_Written exercise_.
Wherever the word "жилищно" shows up in a line, please copy that line.

Stored entries
::::

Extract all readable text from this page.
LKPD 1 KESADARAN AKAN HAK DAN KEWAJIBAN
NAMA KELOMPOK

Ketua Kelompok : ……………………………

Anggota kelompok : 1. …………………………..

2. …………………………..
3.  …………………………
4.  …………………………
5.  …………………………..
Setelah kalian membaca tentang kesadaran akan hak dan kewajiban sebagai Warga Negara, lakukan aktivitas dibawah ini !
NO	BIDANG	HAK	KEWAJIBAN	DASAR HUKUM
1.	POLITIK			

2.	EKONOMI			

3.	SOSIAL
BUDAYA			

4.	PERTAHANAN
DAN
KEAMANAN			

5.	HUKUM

::::

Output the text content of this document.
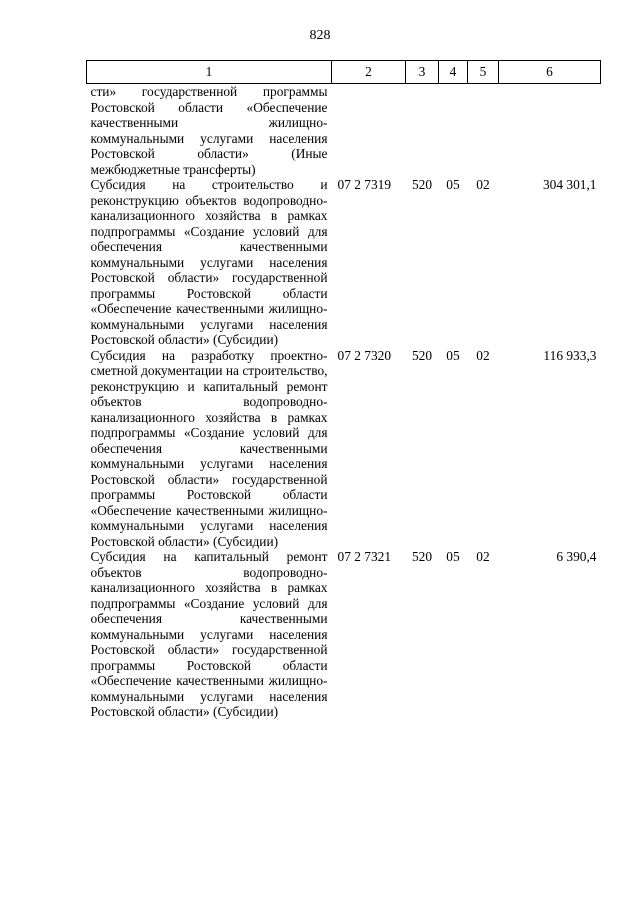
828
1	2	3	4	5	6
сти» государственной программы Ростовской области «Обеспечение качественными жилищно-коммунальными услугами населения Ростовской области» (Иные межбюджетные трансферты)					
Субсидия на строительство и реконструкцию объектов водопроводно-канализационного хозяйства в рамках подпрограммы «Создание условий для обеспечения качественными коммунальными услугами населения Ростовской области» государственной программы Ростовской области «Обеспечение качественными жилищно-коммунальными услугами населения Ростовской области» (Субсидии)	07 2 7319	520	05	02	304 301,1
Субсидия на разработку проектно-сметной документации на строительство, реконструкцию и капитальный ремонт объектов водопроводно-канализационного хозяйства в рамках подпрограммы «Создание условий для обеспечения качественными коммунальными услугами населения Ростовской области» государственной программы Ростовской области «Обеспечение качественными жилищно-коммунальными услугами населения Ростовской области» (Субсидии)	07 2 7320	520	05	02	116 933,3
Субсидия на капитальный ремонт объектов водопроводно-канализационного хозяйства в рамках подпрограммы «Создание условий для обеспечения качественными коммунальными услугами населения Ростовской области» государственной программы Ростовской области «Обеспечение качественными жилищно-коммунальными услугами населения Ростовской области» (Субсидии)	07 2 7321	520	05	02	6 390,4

::::

_Solution for this exercise_.
сти» государственной программы Ростовской области «Обеспечение качественными жилищно-коммунальными услугами населения Ростовской области» (Иные межбюджетные трансферты)					
Субсидия на строительство и реконструкцию объектов водопроводно-канализационного хозяйства в рамках подпрограммы «Создание условий для обеспечения качественными коммунальными услугами населения Ростовской области» государственной программы Ростовской области «Обеспечение качественными жилищно-коммунальными услугами населения Ростовской области» (Субсидии)	07 2 7319	520	05	02	304 301,1
Субсидия на разработку проектно-сметной документации на строительство, реконструкцию и капитальный ремонт объектов водопроводно-канализационного хозяйства в рамках подпрограммы «Создание условий для обеспечения качественными коммунальными услугами населения Ростовской области» государственной программы Ростовской области «Обеспечение качественными жилищно-коммунальными услугами населения Ростовской области» (Субсидии)	07 2 7320	520	05	02	116 933,3
Субсидия на капитальный ремонт объектов водопроводно-канализационного хозяйства в рамках подпрограммы «Создание условий для обеспечения качественными коммунальными услугами населения Ростовской области» государственной программы Ростовской области «Обеспечение качественными жилищно-коммунальными услугами населения Ростовской области» (Субсидии)	07 2 7321	520	05	02	6 390,4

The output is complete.